▶ À faire:
1/ Pour chacune des affirmations suivantes, indiquez par oui ou non si elle concorde avec l'article sur la Turquie après le putsch, et citez les mots qui tranchent. (a) Le putsch avorté visant Erdogan date du 15 juillet. (b) Fethullah Gulen vit aux États-Unis depuis 2006. (c) Erdogan a parlé avec Hassan Rohani lors d'une rencontre en personne.
2/ Selon l'article sur la Turquie après le putsch, quelles hautes juridictions comptent des membres parmi les magistrats arrêtés ? Donnez-les toutes.

P.A.S.
Nouveau départ pour la Turquie d’Erdogan
Yahia Gouasmi
Mardi 9 août 2016
Alors
que le putsch avorté du 15 juillet
dernier visant à renverser le président
turc Recep Tayyip Erdogan n’a pas encore
livré tous ses secrets, il apparaît
clair qu’il aura des conséquences
importantes, tant sur le plan interne,
qu’en termes de politique étrangère, qui
risquent de bouleverser la donne au sein
de la société turque, comme au
Moyen-Orient.
Signe de ces changements qui
s’annoncent, quelques jours après le
coup d’État manqué, le président Erdogan
a confirmé à son homologue iranien,
Hassan Rohani, lors d’un appel
téléphonique, que son pays était prêt à
collaborer avec l’Iran et la Russie pour
la stabilité de la région.
Plusieurs observateurs y voient
là un début de rapprochement du régime
turc avec le pouvoir légitime syrien,
après plusieurs années de soutien aux
terroristes des différents groupes,
n’ayant produit que destruction et
instabilité dans la région et dans son
propre pays.
Concernant le coup
d’État, les deux principales
analyses oscillent entre un
« false-flag » organisé par Erdogan
lui-même afin d’asseoir un peu plus
son autorité et éliminer ses
opposants, et une tentative avortée
des puissances occidentales pour se
débarrasser d’un allié
insuffisamment fiable à leur goût.
Les autorités turques
soutiennent cette seconde théorie, en
accusant Fethullah Gulen, installé aux
USA depuis 1999 et très lié aux services
secrets américains, d’être l’instigateur
de ce coup d’État, et en y voyant la
main des services de renseignements
occidentaux voulant évincer le président
Erdogan de la scène politique turque et
régionale.
Ainsi, suite à l’échec de la
tentative de renversement du président,
d’immenses purges ont frappé tous les
secteurs de l’État et de la société
turque. Outre 10 000 militaires, près de
3000 magistrats ont rapidement été
arrêtés, parmi lesquels plusieurs
dizaines de juges et de procureurs du
Conseil d’État et de la Cour de
cassation, sans oublier deux membres de
la Cour constitutionnelle.
Ces arrestations
n’ont été que le début d’une immense
purge qui est à l’œuvre pour
transformer l’État et la société
turcs, afin de les « nettoyer » de
tous les partisans de Gulen, qui
avaient infiltré tous les rouages du
pays.

▶ Lignes de données:
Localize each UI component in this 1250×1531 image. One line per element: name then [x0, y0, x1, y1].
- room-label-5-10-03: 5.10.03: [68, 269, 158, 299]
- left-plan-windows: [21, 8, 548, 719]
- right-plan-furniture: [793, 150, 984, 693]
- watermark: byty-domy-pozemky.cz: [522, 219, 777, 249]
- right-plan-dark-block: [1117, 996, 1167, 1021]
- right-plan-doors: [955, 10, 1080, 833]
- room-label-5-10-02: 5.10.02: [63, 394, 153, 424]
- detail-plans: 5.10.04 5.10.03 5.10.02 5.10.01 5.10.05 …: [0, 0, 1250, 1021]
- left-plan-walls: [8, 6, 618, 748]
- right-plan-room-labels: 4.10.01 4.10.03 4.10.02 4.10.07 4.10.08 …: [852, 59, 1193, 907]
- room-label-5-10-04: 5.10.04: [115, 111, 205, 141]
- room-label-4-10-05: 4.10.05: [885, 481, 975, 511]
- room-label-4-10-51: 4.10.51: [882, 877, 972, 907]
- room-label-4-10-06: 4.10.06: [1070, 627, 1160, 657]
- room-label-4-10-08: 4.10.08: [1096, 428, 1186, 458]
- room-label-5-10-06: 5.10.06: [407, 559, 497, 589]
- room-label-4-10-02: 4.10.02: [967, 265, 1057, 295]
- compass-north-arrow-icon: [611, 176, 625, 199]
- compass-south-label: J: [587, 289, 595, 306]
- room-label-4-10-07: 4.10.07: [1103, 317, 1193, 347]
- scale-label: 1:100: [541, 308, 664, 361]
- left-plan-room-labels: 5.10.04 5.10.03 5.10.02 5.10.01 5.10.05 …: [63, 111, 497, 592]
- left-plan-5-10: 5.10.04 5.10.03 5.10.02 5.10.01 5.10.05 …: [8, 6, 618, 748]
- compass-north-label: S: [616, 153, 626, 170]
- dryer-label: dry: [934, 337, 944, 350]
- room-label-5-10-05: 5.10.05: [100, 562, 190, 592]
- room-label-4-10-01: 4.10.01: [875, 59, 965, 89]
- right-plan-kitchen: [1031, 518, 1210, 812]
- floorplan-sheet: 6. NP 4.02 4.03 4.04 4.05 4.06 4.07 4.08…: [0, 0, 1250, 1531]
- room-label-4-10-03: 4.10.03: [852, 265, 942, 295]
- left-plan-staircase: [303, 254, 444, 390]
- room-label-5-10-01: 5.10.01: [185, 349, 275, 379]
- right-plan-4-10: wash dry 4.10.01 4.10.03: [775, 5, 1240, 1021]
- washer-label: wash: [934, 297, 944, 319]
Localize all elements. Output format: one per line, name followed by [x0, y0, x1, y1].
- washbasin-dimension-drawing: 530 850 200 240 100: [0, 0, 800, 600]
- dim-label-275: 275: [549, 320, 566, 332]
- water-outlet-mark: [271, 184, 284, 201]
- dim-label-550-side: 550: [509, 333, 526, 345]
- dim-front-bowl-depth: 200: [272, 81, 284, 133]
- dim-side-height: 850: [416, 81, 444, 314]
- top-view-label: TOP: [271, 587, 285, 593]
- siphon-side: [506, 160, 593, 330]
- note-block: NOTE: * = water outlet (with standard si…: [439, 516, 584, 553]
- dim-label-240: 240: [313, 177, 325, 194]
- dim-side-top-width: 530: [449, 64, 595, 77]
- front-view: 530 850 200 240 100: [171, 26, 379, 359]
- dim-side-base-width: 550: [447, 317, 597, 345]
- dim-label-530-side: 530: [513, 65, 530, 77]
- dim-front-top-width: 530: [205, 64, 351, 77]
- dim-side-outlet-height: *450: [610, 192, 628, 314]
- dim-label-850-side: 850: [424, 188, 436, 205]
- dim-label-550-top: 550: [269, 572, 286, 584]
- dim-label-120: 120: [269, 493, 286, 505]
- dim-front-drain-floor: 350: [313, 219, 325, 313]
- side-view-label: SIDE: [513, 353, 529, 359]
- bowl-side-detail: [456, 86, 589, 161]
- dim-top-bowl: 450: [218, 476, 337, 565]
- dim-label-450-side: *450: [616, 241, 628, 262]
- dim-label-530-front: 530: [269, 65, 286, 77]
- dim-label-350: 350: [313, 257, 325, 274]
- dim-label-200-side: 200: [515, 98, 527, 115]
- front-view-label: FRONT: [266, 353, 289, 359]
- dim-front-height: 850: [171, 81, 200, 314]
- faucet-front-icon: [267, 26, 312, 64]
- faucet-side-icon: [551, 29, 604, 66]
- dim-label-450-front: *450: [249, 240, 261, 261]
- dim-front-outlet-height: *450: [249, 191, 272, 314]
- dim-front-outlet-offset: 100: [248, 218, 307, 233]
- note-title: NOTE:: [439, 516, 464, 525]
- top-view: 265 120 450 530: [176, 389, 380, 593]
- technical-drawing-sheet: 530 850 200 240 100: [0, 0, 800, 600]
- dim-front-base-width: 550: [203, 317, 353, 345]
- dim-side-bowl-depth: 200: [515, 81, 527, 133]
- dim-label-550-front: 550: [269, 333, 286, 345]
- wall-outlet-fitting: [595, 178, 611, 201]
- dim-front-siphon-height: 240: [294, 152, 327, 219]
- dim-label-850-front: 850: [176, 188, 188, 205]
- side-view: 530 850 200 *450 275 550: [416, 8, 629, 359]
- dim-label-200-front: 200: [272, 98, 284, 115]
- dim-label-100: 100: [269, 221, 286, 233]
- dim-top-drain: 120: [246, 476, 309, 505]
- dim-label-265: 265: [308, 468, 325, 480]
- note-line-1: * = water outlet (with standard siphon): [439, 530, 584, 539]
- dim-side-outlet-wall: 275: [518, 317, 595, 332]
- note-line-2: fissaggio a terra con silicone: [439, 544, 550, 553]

▶ Les réponses:
1/
(a) Oui : « le putsch avorté du 15 juillet ».
(b) Non : « installé aux USA depuis 1999 ».
(c) Non : « lors d’un appel téléphonique ».

2/
Conseil d’État
Cour de cassation
Cour constitutionnelle